Stored data entries:
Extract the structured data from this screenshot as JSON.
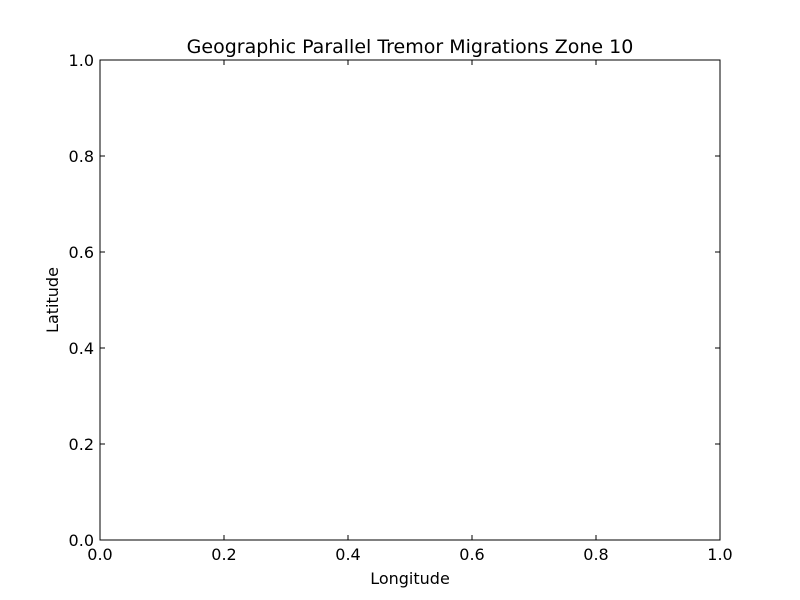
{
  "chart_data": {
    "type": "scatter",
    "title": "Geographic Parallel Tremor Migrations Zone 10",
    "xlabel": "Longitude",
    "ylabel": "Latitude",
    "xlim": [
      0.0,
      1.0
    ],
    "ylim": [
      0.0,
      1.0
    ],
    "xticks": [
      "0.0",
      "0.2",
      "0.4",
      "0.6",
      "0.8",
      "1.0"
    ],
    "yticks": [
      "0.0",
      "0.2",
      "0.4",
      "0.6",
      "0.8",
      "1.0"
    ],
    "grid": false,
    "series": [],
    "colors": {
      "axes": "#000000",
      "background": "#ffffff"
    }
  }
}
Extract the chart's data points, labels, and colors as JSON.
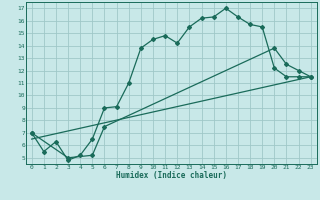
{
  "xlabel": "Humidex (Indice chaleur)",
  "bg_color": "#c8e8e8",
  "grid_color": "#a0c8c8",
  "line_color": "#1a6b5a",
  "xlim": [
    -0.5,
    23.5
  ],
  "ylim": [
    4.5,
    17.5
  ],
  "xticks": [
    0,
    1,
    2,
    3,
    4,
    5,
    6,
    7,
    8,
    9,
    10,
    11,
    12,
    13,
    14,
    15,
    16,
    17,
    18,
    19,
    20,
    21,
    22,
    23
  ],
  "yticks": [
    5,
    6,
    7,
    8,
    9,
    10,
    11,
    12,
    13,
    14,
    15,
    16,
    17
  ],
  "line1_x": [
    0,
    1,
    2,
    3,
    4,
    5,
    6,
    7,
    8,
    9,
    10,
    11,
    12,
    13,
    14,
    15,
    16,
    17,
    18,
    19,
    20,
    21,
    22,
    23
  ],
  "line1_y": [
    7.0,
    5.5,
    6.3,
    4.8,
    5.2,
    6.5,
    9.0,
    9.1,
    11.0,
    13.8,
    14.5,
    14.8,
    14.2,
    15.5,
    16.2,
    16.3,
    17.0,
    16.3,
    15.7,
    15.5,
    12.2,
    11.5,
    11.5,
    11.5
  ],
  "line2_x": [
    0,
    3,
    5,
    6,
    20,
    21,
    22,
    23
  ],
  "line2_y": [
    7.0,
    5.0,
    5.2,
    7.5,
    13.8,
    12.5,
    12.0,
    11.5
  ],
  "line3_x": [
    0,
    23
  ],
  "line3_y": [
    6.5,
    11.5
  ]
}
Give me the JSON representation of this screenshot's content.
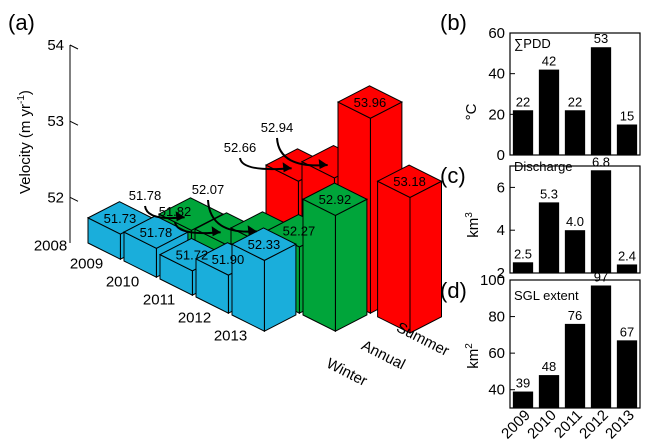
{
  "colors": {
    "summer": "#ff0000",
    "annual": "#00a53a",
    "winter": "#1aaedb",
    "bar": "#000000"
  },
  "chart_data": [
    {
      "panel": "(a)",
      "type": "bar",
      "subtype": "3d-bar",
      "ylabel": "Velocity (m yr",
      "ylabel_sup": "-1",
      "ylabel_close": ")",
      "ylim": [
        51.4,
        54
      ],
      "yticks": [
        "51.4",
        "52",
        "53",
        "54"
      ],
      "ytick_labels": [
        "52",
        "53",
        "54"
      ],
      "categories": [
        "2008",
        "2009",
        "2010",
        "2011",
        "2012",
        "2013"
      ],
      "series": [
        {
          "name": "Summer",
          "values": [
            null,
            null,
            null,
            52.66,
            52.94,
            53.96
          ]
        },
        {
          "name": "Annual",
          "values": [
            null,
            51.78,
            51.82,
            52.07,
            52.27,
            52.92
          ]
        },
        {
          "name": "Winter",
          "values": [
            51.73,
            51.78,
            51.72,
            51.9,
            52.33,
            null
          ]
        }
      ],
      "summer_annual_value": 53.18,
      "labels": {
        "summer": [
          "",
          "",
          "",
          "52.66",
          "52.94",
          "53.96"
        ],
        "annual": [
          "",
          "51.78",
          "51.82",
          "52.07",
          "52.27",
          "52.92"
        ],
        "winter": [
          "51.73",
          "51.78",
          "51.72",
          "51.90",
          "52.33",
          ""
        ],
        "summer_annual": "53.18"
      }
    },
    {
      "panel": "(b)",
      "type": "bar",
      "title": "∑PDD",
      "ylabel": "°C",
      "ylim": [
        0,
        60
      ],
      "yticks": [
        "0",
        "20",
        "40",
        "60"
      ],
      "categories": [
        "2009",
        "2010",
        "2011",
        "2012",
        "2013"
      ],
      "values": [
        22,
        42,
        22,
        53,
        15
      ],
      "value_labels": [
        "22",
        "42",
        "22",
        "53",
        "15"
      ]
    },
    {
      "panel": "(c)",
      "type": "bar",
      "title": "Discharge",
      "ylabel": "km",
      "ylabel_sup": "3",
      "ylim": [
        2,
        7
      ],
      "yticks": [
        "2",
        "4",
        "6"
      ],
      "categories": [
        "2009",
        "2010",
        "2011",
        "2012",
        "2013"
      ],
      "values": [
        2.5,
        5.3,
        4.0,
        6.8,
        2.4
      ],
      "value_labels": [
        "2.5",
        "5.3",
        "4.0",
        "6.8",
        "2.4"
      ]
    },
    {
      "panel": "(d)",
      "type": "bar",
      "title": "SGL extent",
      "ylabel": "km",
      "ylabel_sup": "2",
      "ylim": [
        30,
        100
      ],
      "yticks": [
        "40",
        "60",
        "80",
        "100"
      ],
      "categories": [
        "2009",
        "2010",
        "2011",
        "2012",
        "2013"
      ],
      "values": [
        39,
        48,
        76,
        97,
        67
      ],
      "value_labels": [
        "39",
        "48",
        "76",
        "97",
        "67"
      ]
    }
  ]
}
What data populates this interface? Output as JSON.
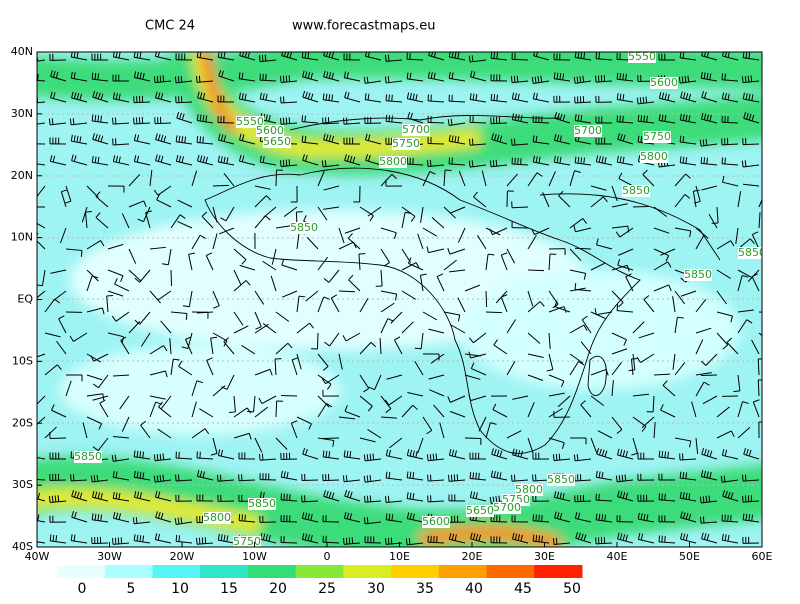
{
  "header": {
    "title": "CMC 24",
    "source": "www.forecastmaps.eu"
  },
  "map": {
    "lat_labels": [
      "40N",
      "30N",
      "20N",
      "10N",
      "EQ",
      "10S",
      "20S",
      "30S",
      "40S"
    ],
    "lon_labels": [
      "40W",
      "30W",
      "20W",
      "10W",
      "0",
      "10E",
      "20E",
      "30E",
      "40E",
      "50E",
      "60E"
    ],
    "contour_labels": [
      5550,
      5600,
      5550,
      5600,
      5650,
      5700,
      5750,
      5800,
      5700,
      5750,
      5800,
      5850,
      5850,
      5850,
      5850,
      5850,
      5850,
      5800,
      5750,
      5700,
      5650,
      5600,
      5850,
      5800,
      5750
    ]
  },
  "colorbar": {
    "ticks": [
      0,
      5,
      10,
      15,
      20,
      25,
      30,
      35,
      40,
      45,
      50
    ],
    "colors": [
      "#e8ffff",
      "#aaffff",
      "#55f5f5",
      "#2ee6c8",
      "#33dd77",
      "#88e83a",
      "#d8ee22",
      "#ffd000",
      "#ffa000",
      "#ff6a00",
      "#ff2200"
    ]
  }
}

The problem: Write out each line of the data exactly; the images should be left out.

Answer for this exercise:
Extract the structured data from this screenshot as JSON.
{
  "chart_data": {
    "type": "scatter",
    "title": "Geographic Parallel Tremor Migrations Zone 10",
    "xlabel": "Longitude",
    "ylabel": "Latitude",
    "xlim": [
      0.0,
      1.0
    ],
    "ylim": [
      0.0,
      1.0
    ],
    "xticks": [
      "0.0",
      "0.2",
      "0.4",
      "0.6",
      "0.8",
      "1.0"
    ],
    "yticks": [
      "0.0",
      "0.2",
      "0.4",
      "0.6",
      "0.8",
      "1.0"
    ],
    "grid": false,
    "series": [],
    "colors": {
      "axes": "#000000",
      "background": "#ffffff"
    }
  }
}
Extract the chart's data points, labels, and colors as JSON.
{
  "xlabel": "Humidex (Indice chaleur)",
  "bg_color": "#c8e8e8",
  "grid_color": "#a0c8c8",
  "line_color": "#1a6b5a",
  "xlim": [
    -0.5,
    23.5
  ],
  "ylim": [
    4.5,
    17.5
  ],
  "xticks": [
    0,
    1,
    2,
    3,
    4,
    5,
    6,
    7,
    8,
    9,
    10,
    11,
    12,
    13,
    14,
    15,
    16,
    17,
    18,
    19,
    20,
    21,
    22,
    23
  ],
  "yticks": [
    5,
    6,
    7,
    8,
    9,
    10,
    11,
    12,
    13,
    14,
    15,
    16,
    17
  ],
  "line1_x": [
    0,
    1,
    2,
    3,
    4,
    5,
    6,
    7,
    8,
    9,
    10,
    11,
    12,
    13,
    14,
    15,
    16,
    17,
    18,
    19,
    20,
    21,
    22,
    23
  ],
  "line1_y": [
    7.0,
    5.5,
    6.3,
    4.8,
    5.2,
    6.5,
    9.0,
    9.1,
    11.0,
    13.8,
    14.5,
    14.8,
    14.2,
    15.5,
    16.2,
    16.3,
    17.0,
    16.3,
    15.7,
    15.5,
    12.2,
    11.5,
    11.5,
    11.5
  ],
  "line2_x": [
    0,
    3,
    5,
    6,
    20,
    21,
    22,
    23
  ],
  "line2_y": [
    7.0,
    5.0,
    5.2,
    7.5,
    13.8,
    12.5,
    12.0,
    11.5
  ],
  "line3_x": [
    0,
    23
  ],
  "line3_y": [
    6.5,
    11.5
  ]
}
Give me the JSON representation of this screenshot's content.
{
  "colors": {
    "summer": "#ff0000",
    "annual": "#00a53a",
    "winter": "#1aaedb",
    "bar": "#000000"
  },
  "chart_data": [
    {
      "panel": "(a)",
      "type": "bar",
      "subtype": "3d-bar",
      "ylabel": "Velocity (m yr",
      "ylabel_sup": "-1",
      "ylabel_close": ")",
      "ylim": [
        51.4,
        54
      ],
      "yticks": [
        "51.4",
        "52",
        "53",
        "54"
      ],
      "ytick_labels": [
        "52",
        "53",
        "54"
      ],
      "categories": [
        "2008",
        "2009",
        "2010",
        "2011",
        "2012",
        "2013"
      ],
      "series": [
        {
          "name": "Summer",
          "values": [
            null,
            null,
            null,
            52.66,
            52.94,
            53.96
          ]
        },
        {
          "name": "Annual",
          "values": [
            null,
            51.78,
            51.82,
            52.07,
            52.27,
            52.92
          ]
        },
        {
          "name": "Winter",
          "values": [
            51.73,
            51.78,
            51.72,
            51.9,
            52.33,
            null
          ]
        }
      ],
      "summer_annual_value": 53.18,
      "labels": {
        "summer": [
          "",
          "",
          "",
          "52.66",
          "52.94",
          "53.96"
        ],
        "annual": [
          "",
          "51.78",
          "51.82",
          "52.07",
          "52.27",
          "52.92"
        ],
        "winter": [
          "51.73",
          "51.78",
          "51.72",
          "51.90",
          "52.33",
          ""
        ],
        "summer_annual": "53.18"
      }
    },
    {
      "panel": "(b)",
      "type": "bar",
      "title": "∑PDD",
      "ylabel": "°C",
      "ylim": [
        0,
        60
      ],
      "yticks": [
        "0",
        "20",
        "40",
        "60"
      ],
      "categories": [
        "2009",
        "2010",
        "2011",
        "2012",
        "2013"
      ],
      "values": [
        22,
        42,
        22,
        53,
        15
      ],
      "value_labels": [
        "22",
        "42",
        "22",
        "53",
        "15"
      ]
    },
    {
      "panel": "(c)",
      "type": "bar",
      "title": "Discharge",
      "ylabel": "km",
      "ylabel_sup": "3",
      "ylim": [
        2,
        7
      ],
      "yticks": [
        "2",
        "4",
        "6"
      ],
      "categories": [
        "2009",
        "2010",
        "2011",
        "2012",
        "2013"
      ],
      "values": [
        2.5,
        5.3,
        4.0,
        6.8,
        2.4
      ],
      "value_labels": [
        "2.5",
        "5.3",
        "4.0",
        "6.8",
        "2.4"
      ]
    },
    {
      "panel": "(d)",
      "type": "bar",
      "title": "SGL extent",
      "ylabel": "km",
      "ylabel_sup": "2",
      "ylim": [
        30,
        100
      ],
      "yticks": [
        "40",
        "60",
        "80",
        "100"
      ],
      "categories": [
        "2009",
        "2010",
        "2011",
        "2012",
        "2013"
      ],
      "values": [
        39,
        48,
        76,
        97,
        67
      ],
      "value_labels": [
        "39",
        "48",
        "76",
        "97",
        "67"
      ]
    }
  ]
}
What data populates this interface? Output as JSON.
{
  "header": {
    "title": "CMC 24",
    "source": "www.forecastmaps.eu"
  },
  "map": {
    "lat_labels": [
      "40N",
      "30N",
      "20N",
      "10N",
      "EQ",
      "10S",
      "20S",
      "30S",
      "40S"
    ],
    "lon_labels": [
      "40W",
      "30W",
      "20W",
      "10W",
      "0",
      "10E",
      "20E",
      "30E",
      "40E",
      "50E",
      "60E"
    ],
    "contour_labels": [
      5550,
      5600,
      5550,
      5600,
      5650,
      5700,
      5750,
      5800,
      5700,
      5750,
      5800,
      5850,
      5850,
      5850,
      5850,
      5850,
      5850,
      5800,
      5750,
      5700,
      5650,
      5600,
      5850,
      5800,
      5750
    ]
  },
  "colorbar": {
    "ticks": [
      0,
      5,
      10,
      15,
      20,
      25,
      30,
      35,
      40,
      45,
      50
    ],
    "colors": [
      "#e8ffff",
      "#aaffff",
      "#55f5f5",
      "#2ee6c8",
      "#33dd77",
      "#88e83a",
      "#d8ee22",
      "#ffd000",
      "#ffa000",
      "#ff6a00",
      "#ff2200"
    ]
  }
}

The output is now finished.